-- Directive --
Repeat every record below exactly, omitting any pictures.

-- Records supplied --
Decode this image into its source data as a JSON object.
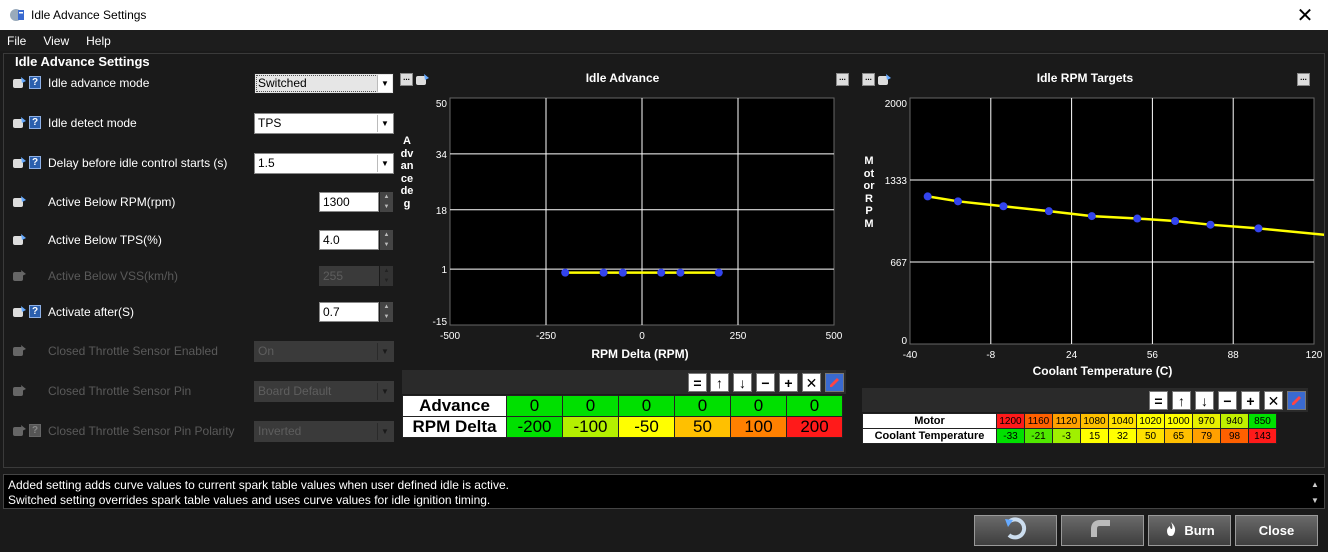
{
  "window": {
    "title": "Idle Advance Settings",
    "close_glyph": "✕"
  },
  "menu": [
    "File",
    "View",
    "Help"
  ],
  "panel": {
    "title": "Idle Advance Settings"
  },
  "settings": [
    {
      "label": "Idle advance mode",
      "value": "Switched"
    },
    {
      "label": "Idle detect mode",
      "value": "TPS"
    },
    {
      "label": "Delay before idle control starts (s)",
      "value": "1.5"
    },
    {
      "label": "Active Below RPM(rpm)",
      "value": "1300"
    },
    {
      "label": "Active Below TPS(%)",
      "value": "4.0"
    },
    {
      "label": "Active Below VSS(km/h)",
      "value": "255"
    },
    {
      "label": "Activate after(S)",
      "value": "0.7"
    },
    {
      "label": "Closed Throttle Sensor Enabled",
      "value": "On"
    },
    {
      "label": "Closed Throttle Sensor Pin",
      "value": "Board Default"
    },
    {
      "label": "Closed Throttle Sensor Pin Polarity",
      "value": "Inverted"
    }
  ],
  "help_glyph": "?",
  "chart_data": [
    {
      "type": "line",
      "title": "Idle Advance",
      "xlabel": "RPM Delta (RPM)",
      "ylabel": "Advance deg",
      "xlim": [
        -500,
        500
      ],
      "ylim": [
        -15,
        50
      ],
      "x_ticks": [
        "-500",
        "-250",
        "0",
        "250",
        "500"
      ],
      "y_ticks": [
        "50",
        "34",
        "18",
        "1",
        "-15"
      ],
      "y_tick_values": [
        50,
        34,
        18,
        1,
        -15
      ],
      "x": [
        -200,
        -100,
        -50,
        50,
        100,
        200
      ],
      "y": [
        0,
        0,
        0,
        0,
        0,
        0
      ],
      "grid": true
    },
    {
      "type": "line",
      "title": "Idle RPM Targets",
      "xlabel": "Coolant Temperature (C)",
      "ylabel": "Motor RPM",
      "xlim": [
        -40,
        120
      ],
      "ylim": [
        0,
        2000
      ],
      "x_ticks": [
        "-40",
        "-8",
        "24",
        "56",
        "88",
        "120"
      ],
      "y_ticks": [
        "2000",
        "1333",
        "667",
        "0"
      ],
      "y_tick_values": [
        2000,
        1333,
        667,
        0
      ],
      "x": [
        -33,
        -21,
        -3,
        15,
        32,
        50,
        65,
        79,
        98,
        143
      ],
      "y": [
        1200,
        1160,
        1120,
        1080,
        1040,
        1020,
        1000,
        970,
        940,
        850
      ],
      "grid": true
    }
  ],
  "table1": {
    "row_labels": [
      "Advance",
      "RPM Delta"
    ],
    "advance": [
      "0",
      "0",
      "0",
      "0",
      "0",
      "0"
    ],
    "rpm_delta": [
      "-200",
      "-100",
      "-50",
      "50",
      "100",
      "200"
    ],
    "advance_color": "#00e000",
    "delta_colors": [
      "#00e000",
      "#b4f000",
      "#ffff00",
      "#ffc000",
      "#ff8000",
      "#ff1a1a"
    ]
  },
  "table2": {
    "row_labels": [
      "Motor",
      "Coolant Temperature"
    ],
    "motor": [
      "1200",
      "1160",
      "1120",
      "1080",
      "1040",
      "1020",
      "1000",
      "970",
      "940",
      "850"
    ],
    "coolant": [
      "-33",
      "-21",
      "-3",
      "15",
      "32",
      "50",
      "65",
      "79",
      "98",
      "143"
    ],
    "motor_colors": [
      "#ff1a1a",
      "#ff6000",
      "#ffa000",
      "#ffc000",
      "#ffe000",
      "#ffff00",
      "#ffff00",
      "#e8f000",
      "#c0f000",
      "#00e000"
    ],
    "coolant_colors": [
      "#00e000",
      "#50e800",
      "#a0f000",
      "#ffff00",
      "#ffff00",
      "#ffe000",
      "#ffc000",
      "#ffa000",
      "#ff6000",
      "#ff1a1a"
    ]
  },
  "toolbar_glyphs": [
    "=",
    "↑",
    "↓",
    "−",
    "+",
    "✕"
  ],
  "status": {
    "line1": "Added setting adds curve values to current spark table values when user defined idle is active.",
    "line2": " Switched setting overrides spark table values and uses curve values for idle ignition timing."
  },
  "buttons": {
    "burn": "Burn",
    "close": "Close"
  },
  "icons": [
    "app-icon",
    "chart-curve-icon",
    "help-icon",
    "undo-icon",
    "pipe-icon",
    "flame-icon",
    "pencil-icon",
    "ellipsis-icon"
  ],
  "colors": {
    "line": "#ffff00",
    "point": "#3344ee",
    "grid": "#ffffff",
    "plot_bg": "#000000"
  }
}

-- Exercise result --
Decode this image into its source data as a JSON object.
{
  "window": {
    "title": "Idle Advance Settings",
    "close_glyph": "✕"
  },
  "menu": [
    "File",
    "View",
    "Help"
  ],
  "panel": {
    "title": "Idle Advance Settings"
  },
  "settings": [
    {
      "label": "Idle advance mode",
      "value": "Switched"
    },
    {
      "label": "Idle detect mode",
      "value": "TPS"
    },
    {
      "label": "Delay before idle control starts (s)",
      "value": "1.5"
    },
    {
      "label": "Active Below RPM(rpm)",
      "value": "1300"
    },
    {
      "label": "Active Below TPS(%)",
      "value": "4.0"
    },
    {
      "label": "Active Below VSS(km/h)",
      "value": "255"
    },
    {
      "label": "Activate after(S)",
      "value": "0.7"
    },
    {
      "label": "Closed Throttle Sensor Enabled",
      "value": "On"
    },
    {
      "label": "Closed Throttle Sensor Pin",
      "value": "Board Default"
    },
    {
      "label": "Closed Throttle Sensor Pin Polarity",
      "value": "Inverted"
    }
  ],
  "help_glyph": "?",
  "chart_data": [
    {
      "type": "line",
      "title": "Idle Advance",
      "xlabel": "RPM Delta (RPM)",
      "ylabel": "Advance deg",
      "xlim": [
        -500,
        500
      ],
      "ylim": [
        -15,
        50
      ],
      "x_ticks": [
        "-500",
        "-250",
        "0",
        "250",
        "500"
      ],
      "y_ticks": [
        "50",
        "34",
        "18",
        "1",
        "-15"
      ],
      "y_tick_values": [
        50,
        34,
        18,
        1,
        -15
      ],
      "x": [
        -200,
        -100,
        -50,
        50,
        100,
        200
      ],
      "y": [
        0,
        0,
        0,
        0,
        0,
        0
      ],
      "grid": true
    },
    {
      "type": "line",
      "title": "Idle RPM Targets",
      "xlabel": "Coolant Temperature (C)",
      "ylabel": "Motor RPM",
      "xlim": [
        -40,
        120
      ],
      "ylim": [
        0,
        2000
      ],
      "x_ticks": [
        "-40",
        "-8",
        "24",
        "56",
        "88",
        "120"
      ],
      "y_ticks": [
        "2000",
        "1333",
        "667",
        "0"
      ],
      "y_tick_values": [
        2000,
        1333,
        667,
        0
      ],
      "x": [
        -33,
        -21,
        -3,
        15,
        32,
        50,
        65,
        79,
        98,
        143
      ],
      "y": [
        1200,
        1160,
        1120,
        1080,
        1040,
        1020,
        1000,
        970,
        940,
        850
      ],
      "grid": true
    }
  ],
  "table1": {
    "row_labels": [
      "Advance",
      "RPM Delta"
    ],
    "advance": [
      "0",
      "0",
      "0",
      "0",
      "0",
      "0"
    ],
    "rpm_delta": [
      "-200",
      "-100",
      "-50",
      "50",
      "100",
      "200"
    ],
    "advance_color": "#00e000",
    "delta_colors": [
      "#00e000",
      "#b4f000",
      "#ffff00",
      "#ffc000",
      "#ff8000",
      "#ff1a1a"
    ]
  },
  "table2": {
    "row_labels": [
      "Motor",
      "Coolant Temperature"
    ],
    "motor": [
      "1200",
      "1160",
      "1120",
      "1080",
      "1040",
      "1020",
      "1000",
      "970",
      "940",
      "850"
    ],
    "coolant": [
      "-33",
      "-21",
      "-3",
      "15",
      "32",
      "50",
      "65",
      "79",
      "98",
      "143"
    ],
    "motor_colors": [
      "#ff1a1a",
      "#ff6000",
      "#ffa000",
      "#ffc000",
      "#ffe000",
      "#ffff00",
      "#ffff00",
      "#e8f000",
      "#c0f000",
      "#00e000"
    ],
    "coolant_colors": [
      "#00e000",
      "#50e800",
      "#a0f000",
      "#ffff00",
      "#ffff00",
      "#ffe000",
      "#ffc000",
      "#ffa000",
      "#ff6000",
      "#ff1a1a"
    ]
  },
  "toolbar_glyphs": [
    "=",
    "↑",
    "↓",
    "−",
    "+",
    "✕"
  ],
  "status": {
    "line1": "Added setting adds curve values to current spark table values when user defined idle is active.",
    "line2": " Switched setting overrides spark table values and uses curve values for idle ignition timing."
  },
  "buttons": {
    "burn": "Burn",
    "close": "Close"
  },
  "icons": [
    "app-icon",
    "chart-curve-icon",
    "help-icon",
    "undo-icon",
    "pipe-icon",
    "flame-icon",
    "pencil-icon",
    "ellipsis-icon"
  ],
  "colors": {
    "line": "#ffff00",
    "point": "#3344ee",
    "grid": "#ffffff",
    "plot_bg": "#000000"
  }
}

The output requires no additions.